**Problem to work on**: Identify the lines that contain the word "BANCROFT", then copy them.

--- start ---

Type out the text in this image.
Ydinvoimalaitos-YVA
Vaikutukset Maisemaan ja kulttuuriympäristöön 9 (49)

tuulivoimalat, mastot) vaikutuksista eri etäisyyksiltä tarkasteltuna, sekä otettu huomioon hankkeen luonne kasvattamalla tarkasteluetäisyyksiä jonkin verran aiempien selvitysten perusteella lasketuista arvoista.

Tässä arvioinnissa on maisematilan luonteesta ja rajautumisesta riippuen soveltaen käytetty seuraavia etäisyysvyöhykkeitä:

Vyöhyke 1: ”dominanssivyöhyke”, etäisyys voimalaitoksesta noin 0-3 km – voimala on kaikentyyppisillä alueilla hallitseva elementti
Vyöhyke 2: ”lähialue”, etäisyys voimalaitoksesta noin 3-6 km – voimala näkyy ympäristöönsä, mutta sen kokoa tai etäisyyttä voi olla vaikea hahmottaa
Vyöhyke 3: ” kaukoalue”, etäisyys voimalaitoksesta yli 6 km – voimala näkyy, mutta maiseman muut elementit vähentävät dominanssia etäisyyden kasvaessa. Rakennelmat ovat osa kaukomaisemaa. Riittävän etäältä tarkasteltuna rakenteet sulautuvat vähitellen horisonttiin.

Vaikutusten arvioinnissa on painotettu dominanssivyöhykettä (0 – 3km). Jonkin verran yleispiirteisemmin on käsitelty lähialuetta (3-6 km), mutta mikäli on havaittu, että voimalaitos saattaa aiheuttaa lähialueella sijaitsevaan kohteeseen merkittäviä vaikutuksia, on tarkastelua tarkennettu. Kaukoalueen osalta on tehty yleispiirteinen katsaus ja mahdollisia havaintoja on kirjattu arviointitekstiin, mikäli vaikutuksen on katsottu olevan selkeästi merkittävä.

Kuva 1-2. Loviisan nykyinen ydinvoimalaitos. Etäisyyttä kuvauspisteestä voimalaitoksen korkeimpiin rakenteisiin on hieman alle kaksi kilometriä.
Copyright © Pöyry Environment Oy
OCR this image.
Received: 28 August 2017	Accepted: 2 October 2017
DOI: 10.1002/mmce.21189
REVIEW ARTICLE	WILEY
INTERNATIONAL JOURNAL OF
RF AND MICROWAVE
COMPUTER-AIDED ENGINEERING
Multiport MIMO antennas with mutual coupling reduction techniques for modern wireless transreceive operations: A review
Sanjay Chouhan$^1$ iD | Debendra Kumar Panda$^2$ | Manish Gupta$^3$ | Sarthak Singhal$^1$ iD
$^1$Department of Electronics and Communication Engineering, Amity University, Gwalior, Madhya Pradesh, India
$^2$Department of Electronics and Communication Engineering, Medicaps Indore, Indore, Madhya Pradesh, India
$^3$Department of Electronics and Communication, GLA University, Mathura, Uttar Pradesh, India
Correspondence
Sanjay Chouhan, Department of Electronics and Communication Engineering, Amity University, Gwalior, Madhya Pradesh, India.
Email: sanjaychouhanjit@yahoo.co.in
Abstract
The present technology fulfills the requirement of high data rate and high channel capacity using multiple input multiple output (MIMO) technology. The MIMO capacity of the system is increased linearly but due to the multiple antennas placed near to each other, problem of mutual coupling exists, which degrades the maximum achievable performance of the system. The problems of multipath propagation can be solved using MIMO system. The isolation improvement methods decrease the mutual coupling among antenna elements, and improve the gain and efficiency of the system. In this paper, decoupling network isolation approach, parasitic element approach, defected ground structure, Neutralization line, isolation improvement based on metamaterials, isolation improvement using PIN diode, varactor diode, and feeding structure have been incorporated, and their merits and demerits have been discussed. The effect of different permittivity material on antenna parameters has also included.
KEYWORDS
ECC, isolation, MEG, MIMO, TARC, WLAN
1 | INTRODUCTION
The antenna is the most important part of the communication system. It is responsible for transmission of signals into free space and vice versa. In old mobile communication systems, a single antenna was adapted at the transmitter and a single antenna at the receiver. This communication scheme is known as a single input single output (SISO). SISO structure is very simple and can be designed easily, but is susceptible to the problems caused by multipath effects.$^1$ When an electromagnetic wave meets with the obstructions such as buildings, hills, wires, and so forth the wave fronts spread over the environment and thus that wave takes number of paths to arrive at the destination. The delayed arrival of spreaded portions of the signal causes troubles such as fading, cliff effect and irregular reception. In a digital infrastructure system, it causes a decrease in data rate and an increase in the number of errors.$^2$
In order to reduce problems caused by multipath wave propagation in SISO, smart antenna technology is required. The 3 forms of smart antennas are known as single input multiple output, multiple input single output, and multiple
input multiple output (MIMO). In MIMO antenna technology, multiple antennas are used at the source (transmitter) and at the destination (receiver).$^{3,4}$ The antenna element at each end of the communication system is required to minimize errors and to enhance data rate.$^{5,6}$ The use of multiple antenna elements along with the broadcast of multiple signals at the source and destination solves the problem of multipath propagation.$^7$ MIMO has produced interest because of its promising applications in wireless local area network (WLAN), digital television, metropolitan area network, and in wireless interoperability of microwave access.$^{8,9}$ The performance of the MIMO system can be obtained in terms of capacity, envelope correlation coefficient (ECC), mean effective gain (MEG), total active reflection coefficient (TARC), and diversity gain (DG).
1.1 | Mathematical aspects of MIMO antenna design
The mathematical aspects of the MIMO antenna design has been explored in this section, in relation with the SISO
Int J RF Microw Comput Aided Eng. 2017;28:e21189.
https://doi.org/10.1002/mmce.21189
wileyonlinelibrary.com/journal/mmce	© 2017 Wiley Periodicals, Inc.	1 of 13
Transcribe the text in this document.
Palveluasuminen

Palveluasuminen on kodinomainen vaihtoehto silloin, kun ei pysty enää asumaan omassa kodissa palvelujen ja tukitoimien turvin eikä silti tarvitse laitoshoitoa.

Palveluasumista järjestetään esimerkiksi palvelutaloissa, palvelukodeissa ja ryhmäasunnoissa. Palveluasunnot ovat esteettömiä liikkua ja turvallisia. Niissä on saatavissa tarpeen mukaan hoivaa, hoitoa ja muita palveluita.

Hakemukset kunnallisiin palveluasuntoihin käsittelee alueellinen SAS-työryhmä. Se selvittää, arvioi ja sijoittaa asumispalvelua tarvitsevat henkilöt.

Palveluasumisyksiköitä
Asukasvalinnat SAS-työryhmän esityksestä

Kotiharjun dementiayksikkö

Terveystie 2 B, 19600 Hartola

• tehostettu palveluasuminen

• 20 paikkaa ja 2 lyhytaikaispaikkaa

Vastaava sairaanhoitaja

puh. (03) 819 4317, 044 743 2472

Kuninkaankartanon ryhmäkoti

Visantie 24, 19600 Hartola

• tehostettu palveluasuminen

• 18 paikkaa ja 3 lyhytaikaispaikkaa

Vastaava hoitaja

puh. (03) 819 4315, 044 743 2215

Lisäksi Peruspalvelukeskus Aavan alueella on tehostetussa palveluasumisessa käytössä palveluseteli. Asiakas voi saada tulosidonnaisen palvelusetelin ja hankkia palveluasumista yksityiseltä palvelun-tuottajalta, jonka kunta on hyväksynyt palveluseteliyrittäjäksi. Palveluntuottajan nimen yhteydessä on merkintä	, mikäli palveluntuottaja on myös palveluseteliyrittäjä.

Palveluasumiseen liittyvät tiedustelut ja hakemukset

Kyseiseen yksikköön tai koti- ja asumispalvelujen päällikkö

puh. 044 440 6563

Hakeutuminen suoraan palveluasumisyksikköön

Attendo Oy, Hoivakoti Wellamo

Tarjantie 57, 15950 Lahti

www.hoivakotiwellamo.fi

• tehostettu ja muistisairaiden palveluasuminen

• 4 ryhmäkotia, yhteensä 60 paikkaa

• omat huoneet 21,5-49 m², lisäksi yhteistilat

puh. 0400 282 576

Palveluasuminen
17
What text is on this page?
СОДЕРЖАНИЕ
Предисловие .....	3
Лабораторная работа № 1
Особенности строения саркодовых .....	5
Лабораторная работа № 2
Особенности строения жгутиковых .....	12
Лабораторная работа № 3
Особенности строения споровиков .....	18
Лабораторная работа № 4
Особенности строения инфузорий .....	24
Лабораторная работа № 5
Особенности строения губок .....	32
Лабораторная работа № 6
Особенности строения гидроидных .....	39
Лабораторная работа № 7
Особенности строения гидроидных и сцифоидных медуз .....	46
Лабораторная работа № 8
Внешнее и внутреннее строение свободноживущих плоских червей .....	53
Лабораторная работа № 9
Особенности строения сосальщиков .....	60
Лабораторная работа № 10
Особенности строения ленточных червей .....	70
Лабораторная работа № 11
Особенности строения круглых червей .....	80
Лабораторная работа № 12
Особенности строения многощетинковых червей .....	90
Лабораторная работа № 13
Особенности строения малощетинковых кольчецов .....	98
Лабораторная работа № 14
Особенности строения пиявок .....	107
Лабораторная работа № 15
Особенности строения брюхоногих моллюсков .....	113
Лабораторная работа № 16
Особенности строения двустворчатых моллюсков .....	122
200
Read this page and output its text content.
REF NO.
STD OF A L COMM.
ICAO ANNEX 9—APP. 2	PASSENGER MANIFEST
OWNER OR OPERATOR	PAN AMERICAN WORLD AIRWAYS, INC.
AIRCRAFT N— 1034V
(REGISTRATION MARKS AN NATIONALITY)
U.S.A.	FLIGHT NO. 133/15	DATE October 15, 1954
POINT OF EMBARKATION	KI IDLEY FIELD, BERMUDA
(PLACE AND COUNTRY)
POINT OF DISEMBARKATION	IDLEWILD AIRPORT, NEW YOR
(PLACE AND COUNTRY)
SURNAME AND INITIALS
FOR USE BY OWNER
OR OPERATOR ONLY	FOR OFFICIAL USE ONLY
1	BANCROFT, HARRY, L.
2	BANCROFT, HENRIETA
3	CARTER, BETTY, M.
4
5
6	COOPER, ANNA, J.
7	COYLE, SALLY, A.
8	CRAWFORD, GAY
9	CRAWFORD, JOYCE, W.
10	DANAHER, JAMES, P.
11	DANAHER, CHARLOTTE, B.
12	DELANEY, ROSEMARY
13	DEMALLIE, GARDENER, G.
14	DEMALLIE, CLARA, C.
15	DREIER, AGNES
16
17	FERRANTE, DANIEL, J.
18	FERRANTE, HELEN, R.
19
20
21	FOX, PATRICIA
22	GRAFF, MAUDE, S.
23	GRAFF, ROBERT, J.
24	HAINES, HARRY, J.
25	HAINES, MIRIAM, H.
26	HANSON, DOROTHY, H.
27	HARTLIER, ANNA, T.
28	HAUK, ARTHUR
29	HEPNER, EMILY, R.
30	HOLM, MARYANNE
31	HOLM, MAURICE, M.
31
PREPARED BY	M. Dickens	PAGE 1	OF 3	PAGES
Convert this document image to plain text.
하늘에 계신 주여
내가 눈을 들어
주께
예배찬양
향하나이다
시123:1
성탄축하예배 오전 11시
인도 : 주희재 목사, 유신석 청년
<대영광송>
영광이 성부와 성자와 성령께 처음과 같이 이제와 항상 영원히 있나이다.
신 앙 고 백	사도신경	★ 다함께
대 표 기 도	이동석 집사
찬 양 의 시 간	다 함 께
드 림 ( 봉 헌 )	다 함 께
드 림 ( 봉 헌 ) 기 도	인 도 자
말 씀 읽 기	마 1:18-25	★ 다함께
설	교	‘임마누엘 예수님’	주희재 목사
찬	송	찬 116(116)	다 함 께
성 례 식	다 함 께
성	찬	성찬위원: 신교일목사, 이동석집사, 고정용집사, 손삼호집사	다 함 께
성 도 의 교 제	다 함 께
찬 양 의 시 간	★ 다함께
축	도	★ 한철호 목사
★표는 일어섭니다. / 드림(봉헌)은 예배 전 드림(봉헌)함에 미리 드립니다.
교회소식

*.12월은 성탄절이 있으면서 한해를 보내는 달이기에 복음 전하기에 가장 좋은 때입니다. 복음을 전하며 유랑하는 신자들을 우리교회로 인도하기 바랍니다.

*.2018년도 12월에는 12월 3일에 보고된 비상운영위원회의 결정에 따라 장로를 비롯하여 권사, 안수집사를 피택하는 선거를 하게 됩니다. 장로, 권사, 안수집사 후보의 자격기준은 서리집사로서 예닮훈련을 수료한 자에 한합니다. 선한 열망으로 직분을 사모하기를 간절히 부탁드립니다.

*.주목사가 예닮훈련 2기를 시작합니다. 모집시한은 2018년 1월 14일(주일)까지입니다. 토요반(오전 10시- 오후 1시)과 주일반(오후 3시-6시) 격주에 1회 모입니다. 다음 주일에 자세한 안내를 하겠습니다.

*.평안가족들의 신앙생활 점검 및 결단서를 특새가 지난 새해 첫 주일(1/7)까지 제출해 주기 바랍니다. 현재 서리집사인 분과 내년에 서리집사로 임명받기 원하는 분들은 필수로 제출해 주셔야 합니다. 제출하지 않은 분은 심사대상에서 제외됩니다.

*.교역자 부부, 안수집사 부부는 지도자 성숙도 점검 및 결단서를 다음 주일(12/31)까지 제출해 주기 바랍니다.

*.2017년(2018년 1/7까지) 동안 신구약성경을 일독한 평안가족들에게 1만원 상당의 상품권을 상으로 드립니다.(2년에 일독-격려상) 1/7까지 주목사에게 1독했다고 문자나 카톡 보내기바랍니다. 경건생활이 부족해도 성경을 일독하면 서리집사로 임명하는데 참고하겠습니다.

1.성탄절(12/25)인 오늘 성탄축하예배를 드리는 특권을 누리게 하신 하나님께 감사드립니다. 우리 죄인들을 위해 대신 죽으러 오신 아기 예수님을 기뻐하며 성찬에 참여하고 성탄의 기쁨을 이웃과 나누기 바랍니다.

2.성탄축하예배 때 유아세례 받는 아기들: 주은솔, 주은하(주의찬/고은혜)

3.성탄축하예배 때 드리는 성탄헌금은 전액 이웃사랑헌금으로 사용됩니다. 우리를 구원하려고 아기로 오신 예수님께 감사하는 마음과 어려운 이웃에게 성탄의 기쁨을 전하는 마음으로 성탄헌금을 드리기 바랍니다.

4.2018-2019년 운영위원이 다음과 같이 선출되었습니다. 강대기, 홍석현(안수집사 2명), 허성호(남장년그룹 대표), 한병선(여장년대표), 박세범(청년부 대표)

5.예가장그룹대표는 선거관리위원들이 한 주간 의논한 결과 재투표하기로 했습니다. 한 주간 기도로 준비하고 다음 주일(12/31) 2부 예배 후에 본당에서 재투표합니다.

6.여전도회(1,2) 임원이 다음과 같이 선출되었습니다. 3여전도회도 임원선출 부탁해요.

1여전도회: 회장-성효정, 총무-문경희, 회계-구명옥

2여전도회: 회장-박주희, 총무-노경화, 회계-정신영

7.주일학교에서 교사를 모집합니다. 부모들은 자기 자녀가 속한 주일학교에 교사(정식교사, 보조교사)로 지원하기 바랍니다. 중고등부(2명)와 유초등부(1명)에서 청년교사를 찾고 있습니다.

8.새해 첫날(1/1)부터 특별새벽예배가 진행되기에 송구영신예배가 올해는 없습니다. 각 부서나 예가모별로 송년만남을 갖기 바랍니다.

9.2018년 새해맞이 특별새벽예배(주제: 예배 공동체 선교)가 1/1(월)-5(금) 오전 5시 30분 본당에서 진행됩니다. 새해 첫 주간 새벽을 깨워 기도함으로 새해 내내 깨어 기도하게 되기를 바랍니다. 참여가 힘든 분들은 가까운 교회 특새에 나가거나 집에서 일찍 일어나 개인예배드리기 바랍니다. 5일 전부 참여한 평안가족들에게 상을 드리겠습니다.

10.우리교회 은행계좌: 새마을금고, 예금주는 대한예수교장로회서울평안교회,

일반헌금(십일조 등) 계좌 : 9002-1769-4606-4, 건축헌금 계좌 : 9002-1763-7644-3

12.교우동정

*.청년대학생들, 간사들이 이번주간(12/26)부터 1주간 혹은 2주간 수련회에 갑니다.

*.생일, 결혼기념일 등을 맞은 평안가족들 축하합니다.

--- end ---

**Reply to the exercise**:
1	BANCROFT, HARRY, L.
2	BANCROFT, HENRIETA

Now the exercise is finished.